>>>

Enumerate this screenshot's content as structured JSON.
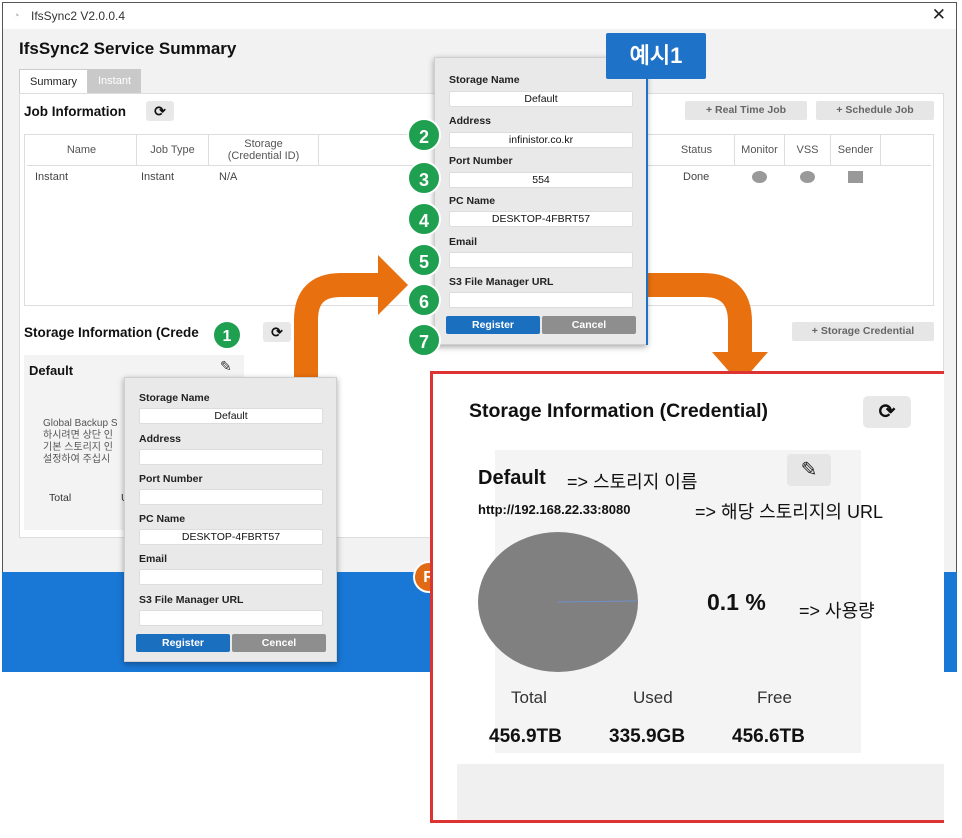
{
  "window": {
    "title": "IfsSync2 V2.0.0.4",
    "heading": "IfsSync2 Service Summary",
    "tabs": [
      "Summary",
      "Instant"
    ],
    "close_glyph": "✕"
  },
  "job": {
    "title": "Job Information",
    "buttons": [
      "+ Real Time Job",
      "+ Schedule Job"
    ],
    "columns": [
      "Name",
      "Job Type",
      "Storage\n(Credential ID)",
      "Status",
      "Monitor",
      "VSS",
      "Sender"
    ],
    "row": {
      "name": "Instant",
      "type": "Instant",
      "storage": "N/A",
      "status": "Done"
    }
  },
  "storage": {
    "title": "Storage Information (Credential)",
    "title_partial": "Storage Information (Crede",
    "add_button": "+ Storage Credential",
    "card_title": "Default",
    "note_lines": [
      "Global Backup S",
      "하시려면 상단 인",
      "기본 스토리지 인",
      "설정하여 주십시"
    ],
    "total_label": "Total",
    "total_u": "U"
  },
  "popup_empty": {
    "labels": [
      "Storage Name",
      "Address",
      "Port Number",
      "PC Name",
      "Email",
      "S3 File Manager URL"
    ],
    "values": [
      "Default",
      "",
      "",
      "DESKTOP-4FBRT57",
      "",
      ""
    ],
    "register": "Register",
    "cancel": "Cencel"
  },
  "popup_filled": {
    "labels": [
      "Storage Name",
      "Address",
      "Port Number",
      "PC Name",
      "Email",
      "S3 File Manager URL"
    ],
    "values": [
      "Default",
      "infinistor.co.kr",
      "554",
      "DESKTOP-4FBRT57",
      "",
      ""
    ],
    "register": "Register",
    "cancel": "Cancel"
  },
  "badges": [
    "1",
    "2",
    "3",
    "4",
    "5",
    "6",
    "7",
    "R"
  ],
  "example_tag": "예시1",
  "zoom": {
    "title": "Storage Information (Credential)",
    "name": "Default",
    "name_note": "=> 스토리지 이름",
    "url": "http://192.168.22.33:8080",
    "url_note": "=> 해당 스토리지의 URL",
    "percent": "0.1 %",
    "percent_note": "=> 사용량",
    "stats_labels": [
      "Total",
      "Used",
      "Free"
    ],
    "stats_values": [
      "456.9TB",
      "335.9GB",
      "456.6TB"
    ]
  },
  "colors": {
    "accent": "#1a6fbf",
    "badge_green": "#1f9f50",
    "arrow_orange": "#e8700f",
    "highlight_red": "#dd3333",
    "pie": "#808080"
  }
}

<<<

* **YOUR INSTRUCTIONS**
Transcribe the full listing character for character. Pictures are excluded.

* **RESULT**
Enumerate this screenshot's content as structured JSON.
{
  "window": {
    "title": "IfsSync2 V2.0.0.4",
    "heading": "IfsSync2 Service Summary",
    "tabs": [
      "Summary",
      "Instant"
    ],
    "close_glyph": "✕"
  },
  "job": {
    "title": "Job Information",
    "buttons": [
      "+ Real Time Job",
      "+ Schedule Job"
    ],
    "columns": [
      "Name",
      "Job Type",
      "Storage\n(Credential ID)",
      "Status",
      "Monitor",
      "VSS",
      "Sender"
    ],
    "row": {
      "name": "Instant",
      "type": "Instant",
      "storage": "N/A",
      "status": "Done"
    }
  },
  "storage": {
    "title": "Storage Information (Credential)",
    "title_partial": "Storage Information (Crede",
    "add_button": "+ Storage Credential",
    "card_title": "Default",
    "note_lines": [
      "Global Backup S",
      "하시려면 상단 인",
      "기본 스토리지 인",
      "설정하여 주십시"
    ],
    "total_label": "Total",
    "total_u": "U"
  },
  "popup_empty": {
    "labels": [
      "Storage Name",
      "Address",
      "Port Number",
      "PC Name",
      "Email",
      "S3 File Manager URL"
    ],
    "values": [
      "Default",
      "",
      "",
      "DESKTOP-4FBRT57",
      "",
      ""
    ],
    "register": "Register",
    "cancel": "Cencel"
  },
  "popup_filled": {
    "labels": [
      "Storage Name",
      "Address",
      "Port Number",
      "PC Name",
      "Email",
      "S3 File Manager URL"
    ],
    "values": [
      "Default",
      "infinistor.co.kr",
      "554",
      "DESKTOP-4FBRT57",
      "",
      ""
    ],
    "register": "Register",
    "cancel": "Cancel"
  },
  "badges": [
    "1",
    "2",
    "3",
    "4",
    "5",
    "6",
    "7",
    "R"
  ],
  "example_tag": "예시1",
  "zoom": {
    "title": "Storage Information (Credential)",
    "name": "Default",
    "name_note": "=> 스토리지 이름",
    "url": "http://192.168.22.33:8080",
    "url_note": "=> 해당 스토리지의 URL",
    "percent": "0.1 %",
    "percent_note": "=> 사용량",
    "stats_labels": [
      "Total",
      "Used",
      "Free"
    ],
    "stats_values": [
      "456.9TB",
      "335.9GB",
      "456.6TB"
    ]
  },
  "colors": {
    "accent": "#1a6fbf",
    "badge_green": "#1f9f50",
    "arrow_orange": "#e8700f",
    "highlight_red": "#dd3333",
    "pie": "#808080"
  }
}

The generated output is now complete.